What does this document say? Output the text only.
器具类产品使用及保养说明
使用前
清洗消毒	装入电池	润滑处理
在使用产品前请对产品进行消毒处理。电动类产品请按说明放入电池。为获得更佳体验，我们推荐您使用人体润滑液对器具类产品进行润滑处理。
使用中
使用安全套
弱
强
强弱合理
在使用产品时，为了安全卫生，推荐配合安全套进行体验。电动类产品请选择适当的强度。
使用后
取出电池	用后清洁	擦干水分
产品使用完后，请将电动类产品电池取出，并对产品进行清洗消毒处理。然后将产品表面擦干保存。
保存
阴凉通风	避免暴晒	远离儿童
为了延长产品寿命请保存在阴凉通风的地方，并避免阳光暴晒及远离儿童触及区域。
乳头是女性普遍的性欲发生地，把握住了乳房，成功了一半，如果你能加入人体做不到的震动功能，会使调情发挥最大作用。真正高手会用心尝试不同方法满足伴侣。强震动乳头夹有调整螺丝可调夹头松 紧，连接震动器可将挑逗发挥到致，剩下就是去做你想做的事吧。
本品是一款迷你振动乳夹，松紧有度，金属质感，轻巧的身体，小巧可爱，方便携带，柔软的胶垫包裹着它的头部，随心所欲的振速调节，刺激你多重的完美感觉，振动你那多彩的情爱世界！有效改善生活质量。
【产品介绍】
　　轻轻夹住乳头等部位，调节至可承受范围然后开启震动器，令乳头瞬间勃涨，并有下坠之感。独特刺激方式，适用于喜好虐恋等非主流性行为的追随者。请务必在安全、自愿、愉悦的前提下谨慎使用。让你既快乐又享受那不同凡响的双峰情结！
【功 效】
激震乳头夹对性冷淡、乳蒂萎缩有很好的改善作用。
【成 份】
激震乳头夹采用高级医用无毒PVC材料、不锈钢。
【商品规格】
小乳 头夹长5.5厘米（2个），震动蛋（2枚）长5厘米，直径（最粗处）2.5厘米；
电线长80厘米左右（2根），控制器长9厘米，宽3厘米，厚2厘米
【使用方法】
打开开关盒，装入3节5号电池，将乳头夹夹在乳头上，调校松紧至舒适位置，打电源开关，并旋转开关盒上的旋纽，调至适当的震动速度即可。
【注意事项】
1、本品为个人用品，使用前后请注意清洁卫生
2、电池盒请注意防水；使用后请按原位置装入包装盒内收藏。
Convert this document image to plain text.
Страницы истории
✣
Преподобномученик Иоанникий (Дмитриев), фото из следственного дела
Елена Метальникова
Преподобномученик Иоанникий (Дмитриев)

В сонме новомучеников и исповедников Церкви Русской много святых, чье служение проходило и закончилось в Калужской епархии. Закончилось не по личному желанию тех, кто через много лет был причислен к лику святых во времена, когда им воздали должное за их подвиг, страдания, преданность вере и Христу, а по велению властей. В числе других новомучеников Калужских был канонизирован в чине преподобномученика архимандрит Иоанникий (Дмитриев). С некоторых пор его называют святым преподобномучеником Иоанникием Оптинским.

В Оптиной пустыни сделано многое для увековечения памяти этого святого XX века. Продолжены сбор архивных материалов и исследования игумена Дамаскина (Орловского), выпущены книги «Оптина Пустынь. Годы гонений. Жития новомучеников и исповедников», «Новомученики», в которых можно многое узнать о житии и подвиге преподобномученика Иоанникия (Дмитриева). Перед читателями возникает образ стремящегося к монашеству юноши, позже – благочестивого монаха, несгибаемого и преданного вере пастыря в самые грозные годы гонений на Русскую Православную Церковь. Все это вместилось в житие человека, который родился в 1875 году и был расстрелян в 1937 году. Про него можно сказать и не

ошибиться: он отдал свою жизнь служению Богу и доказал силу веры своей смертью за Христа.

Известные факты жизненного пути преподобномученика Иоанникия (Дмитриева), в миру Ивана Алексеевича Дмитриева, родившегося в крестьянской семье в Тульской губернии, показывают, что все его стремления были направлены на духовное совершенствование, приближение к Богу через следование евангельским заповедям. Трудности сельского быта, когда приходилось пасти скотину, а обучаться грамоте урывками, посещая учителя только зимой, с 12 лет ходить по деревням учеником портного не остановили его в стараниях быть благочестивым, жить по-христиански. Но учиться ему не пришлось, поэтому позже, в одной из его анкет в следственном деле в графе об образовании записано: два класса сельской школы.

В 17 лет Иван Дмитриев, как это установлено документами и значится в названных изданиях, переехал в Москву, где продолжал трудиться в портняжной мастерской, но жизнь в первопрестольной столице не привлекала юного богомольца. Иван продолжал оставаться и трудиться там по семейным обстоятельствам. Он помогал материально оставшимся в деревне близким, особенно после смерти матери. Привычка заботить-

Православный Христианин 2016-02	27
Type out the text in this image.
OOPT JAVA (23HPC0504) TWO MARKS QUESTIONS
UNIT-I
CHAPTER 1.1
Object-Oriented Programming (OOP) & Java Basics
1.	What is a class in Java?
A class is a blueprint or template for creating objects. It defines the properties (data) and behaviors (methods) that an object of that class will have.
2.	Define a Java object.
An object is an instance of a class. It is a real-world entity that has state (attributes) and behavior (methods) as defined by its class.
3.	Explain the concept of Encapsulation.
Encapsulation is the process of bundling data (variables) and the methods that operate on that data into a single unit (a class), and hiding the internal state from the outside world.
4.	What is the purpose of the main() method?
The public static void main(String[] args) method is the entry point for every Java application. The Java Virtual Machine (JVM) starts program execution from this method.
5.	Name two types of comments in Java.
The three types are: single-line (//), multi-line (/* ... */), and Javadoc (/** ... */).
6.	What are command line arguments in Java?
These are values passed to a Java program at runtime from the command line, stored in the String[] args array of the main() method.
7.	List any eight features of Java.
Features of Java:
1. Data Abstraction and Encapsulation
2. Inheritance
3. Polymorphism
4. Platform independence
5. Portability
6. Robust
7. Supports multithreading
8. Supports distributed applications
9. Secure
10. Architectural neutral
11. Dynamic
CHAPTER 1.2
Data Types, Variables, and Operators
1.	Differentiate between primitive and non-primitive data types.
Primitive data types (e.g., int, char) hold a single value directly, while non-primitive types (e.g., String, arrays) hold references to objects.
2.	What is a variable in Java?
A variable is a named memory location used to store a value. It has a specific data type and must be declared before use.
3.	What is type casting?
_ _ _ _ _
» Description of the task:
Exactly reproduce the material above.

» Response:
What does this document say? Output the text only.
器具类产品使用及保养说明
使用前
清洗消毒	装入电池	润滑处理
在使用产品前请对产品进行消毒处理。电动类产品请按说明放入电池。为获得更佳体验，我们推荐您使用人体润滑液对器具类产品进行润滑处理。
使用中
使用安全套
弱
强
强弱合理
在使用产品时，为了安全卫生，推荐配合安全套进行体验。电动类产品请选择适当的强度。
使用后
取出电池	用后清洁	擦干水分
产品使用完后，请将电动类产品电池取出，并对产品进行清洗消毒处理。然后将产品表面擦干保存。
保存
阴凉通风	避免暴晒	远离儿童
为了延长产品寿命请保存在阴凉通风的地方，并避免阳光暴晒及远离儿童触及区域。
乳头是女性普遍的性欲发生地，把握住了乳房，成功了一半，如果你能加入人体做不到的震动功能，会使调情发挥最大作用。真正高手会用心尝试不同方法满足伴侣。强震动乳头夹有调整螺丝可调夹头松 紧，连接震动器可将挑逗发挥到致，剩下就是去做你想做的事吧。
本品是一款迷你振动乳夹，松紧有度，金属质感，轻巧的身体，小巧可爱，方便携带，柔软的胶垫包裹着它的头部，随心所欲的振速调节，刺激你多重的完美感觉，振动你那多彩的情爱世界！有效改善生活质量。
【产品介绍】
　　轻轻夹住乳头等部位，调节至可承受范围然后开启震动器，令乳头瞬间勃涨，并有下坠之感。独特刺激方式，适用于喜好虐恋等非主流性行为的追随者。请务必在安全、自愿、愉悦的前提下谨慎使用。让你既快乐又享受那不同凡响的双峰情结！
【功 效】
激震乳头夹对性冷淡、乳蒂萎缩有很好的改善作用。
【成 份】
激震乳头夹采用高级医用无毒PVC材料、不锈钢。
【商品规格】
小乳 头夹长5.5厘米（2个），震动蛋（2枚）长5厘米，直径（最粗处）2.5厘米；
电线长80厘米左右（2根），控制器长9厘米，宽3厘米，厚2厘米
【使用方法】
打开开关盒，装入3节5号电池，将乳头夹夹在乳头上，调校松紧至舒适位置，打电源开关，并旋转开关盒上的旋纽，调至适当的震动速度即可。
【注意事项】
1、本品为个人用品，使用前后请注意清洁卫生
2、电池盒请注意防水；使用后请按原位置装入包装盒内收藏。
Convert this document image to plain text.
Страницы истории
✣
Преподобномученик Иоанникий (Дмитриев), фото из следственного дела
Елена Метальникова
Преподобномученик Иоанникий (Дмитриев)

В сонме новомучеников и исповедников Церкви Русской много святых, чье служение проходило и закончилось в Калужской епархии. Закончилось не по личному желанию тех, кто через много лет был причислен к лику святых во времена, когда им воздали должное за их подвиг, страдания, преданность вере и Христу, а по велению властей. В числе других новомучеников Калужских был канонизирован в чине преподобномученика архимандрит Иоанникий (Дмитриев). С некоторых пор его называют святым преподобномучеником Иоанникием Оптинским.

В Оптиной пустыни сделано многое для увековечения памяти этого святого XX века. Продолжены сбор архивных материалов и исследования игумена Дамаскина (Орловского), выпущены книги «Оптина Пустынь. Годы гонений. Жития новомучеников и исповедников», «Новомученики», в которых можно многое узнать о житии и подвиге преподобномученика Иоанникия (Дмитриева). Перед читателями возникает образ стремящегося к монашеству юноши, позже – благочестивого монаха, несгибаемого и преданного вере пастыря в самые грозные годы гонений на Русскую Православную Церковь. Все это вместилось в житие человека, который родился в 1875 году и был расстрелян в 1937 году. Про него можно сказать и не

ошибиться: он отдал свою жизнь служению Богу и доказал силу веры своей смертью за Христа.

Известные факты жизненного пути преподобномученика Иоанникия (Дмитриева), в миру Ивана Алексеевича Дмитриева, родившегося в крестьянской семье в Тульской губернии, показывают, что все его стремления были направлены на духовное совершенствование, приближение к Богу через следование евангельским заповедям. Трудности сельского быта, когда приходилось пасти скотину, а обучаться грамоте урывками, посещая учителя только зимой, с 12 лет ходить по деревням учеником портного не остановили его в стараниях быть благочестивым, жить по-христиански. Но учиться ему не пришлось, поэтому позже, в одной из его анкет в следственном деле в графе об образовании записано: два класса сельской школы.

В 17 лет Иван Дмитриев, как это установлено документами и значится в названных изданиях, переехал в Москву, где продолжал трудиться в портняжной мастерской, но жизнь в первопрестольной столице не привлекала юного богомольца. Иван продолжал оставаться и трудиться там по семейным обстоятельствам. Он помогал материально оставшимся в деревне близким, особенно после смерти матери. Привычка заботить-

Православный Христианин 2016-02	27
Type out the text in this image.
OOPT JAVA (23HPC0504) TWO MARKS QUESTIONS
UNIT-I
CHAPTER 1.1
Object-Oriented Programming (OOP) & Java Basics
1.	What is a class in Java?
A class is a blueprint or template for creating objects. It defines the properties (data) and behaviors (methods) that an object of that class will have.
2.	Define a Java object.
An object is an instance of a class. It is a real-world entity that has state (attributes) and behavior (methods) as defined by its class.
3.	Explain the concept of Encapsulation.
Encapsulation is the process of bundling data (variables) and the methods that operate on that data into a single unit (a class), and hiding the internal state from the outside world.
4.	What is the purpose of the main() method?
The public static void main(String[] args) method is the entry point for every Java application. The Java Virtual Machine (JVM) starts program execution from this method.
5.	Name two types of comments in Java.
The three types are: single-line (//), multi-line (/* ... */), and Javadoc (/** ... */).
6.	What are command line arguments in Java?
These are values passed to a Java program at runtime from the command line, stored in the String[] args array of the main() method.
7.	List any eight features of Java.
Features of Java:
1. Data Abstraction and Encapsulation
2. Inheritance
3. Polymorphism
4. Platform independence
5. Portability
6. Robust
7. Supports multithreading
8. Supports distributed applications
9. Secure
10. Architectural neutral
11. Dynamic
CHAPTER 1.2
Data Types, Variables, and Operators
1.	Differentiate between primitive and non-primitive data types.
Primitive data types (e.g., int, char) hold a single value directly, while non-primitive types (e.g., String, arrays) hold references to objects.
2.	What is a variable in Java?
A variable is a named memory location used to store a value. It has a specific data type and must be declared before use.
3.	What is type casting?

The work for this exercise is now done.